> [Problem details]:
Pull out every line below holding the word "JSON".

_____

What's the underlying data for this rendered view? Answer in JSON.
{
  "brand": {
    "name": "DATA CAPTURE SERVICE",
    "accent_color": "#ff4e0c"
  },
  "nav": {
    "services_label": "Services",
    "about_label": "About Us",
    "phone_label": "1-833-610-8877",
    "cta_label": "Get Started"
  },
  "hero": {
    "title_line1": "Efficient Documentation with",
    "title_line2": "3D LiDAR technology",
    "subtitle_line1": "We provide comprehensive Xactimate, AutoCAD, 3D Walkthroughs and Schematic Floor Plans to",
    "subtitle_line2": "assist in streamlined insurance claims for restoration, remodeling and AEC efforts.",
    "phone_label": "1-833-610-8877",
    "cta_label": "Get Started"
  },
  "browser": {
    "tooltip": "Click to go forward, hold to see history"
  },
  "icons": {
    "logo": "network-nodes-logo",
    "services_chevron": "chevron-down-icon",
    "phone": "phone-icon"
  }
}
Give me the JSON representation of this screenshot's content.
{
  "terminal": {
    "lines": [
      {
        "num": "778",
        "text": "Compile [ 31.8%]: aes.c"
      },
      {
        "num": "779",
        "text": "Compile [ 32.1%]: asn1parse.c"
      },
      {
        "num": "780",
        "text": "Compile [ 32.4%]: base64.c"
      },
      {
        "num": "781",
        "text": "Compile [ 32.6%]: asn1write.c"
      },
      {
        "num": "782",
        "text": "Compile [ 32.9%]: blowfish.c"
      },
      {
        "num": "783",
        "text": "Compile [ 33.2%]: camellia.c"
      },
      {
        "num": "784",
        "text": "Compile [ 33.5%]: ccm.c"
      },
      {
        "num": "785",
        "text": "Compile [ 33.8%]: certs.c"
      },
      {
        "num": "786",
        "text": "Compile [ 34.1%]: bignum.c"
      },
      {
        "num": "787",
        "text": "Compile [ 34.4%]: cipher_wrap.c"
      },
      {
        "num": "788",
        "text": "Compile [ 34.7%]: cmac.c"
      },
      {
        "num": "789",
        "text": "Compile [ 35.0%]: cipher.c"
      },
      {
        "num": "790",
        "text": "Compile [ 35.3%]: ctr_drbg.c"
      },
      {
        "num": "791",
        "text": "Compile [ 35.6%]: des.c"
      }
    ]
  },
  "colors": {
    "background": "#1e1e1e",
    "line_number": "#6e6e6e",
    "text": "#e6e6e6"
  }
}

_____

> [Answer]:
What's the underlying data for this rendered view? Answer in JSON.
Give me the JSON representation of this screenshot's content.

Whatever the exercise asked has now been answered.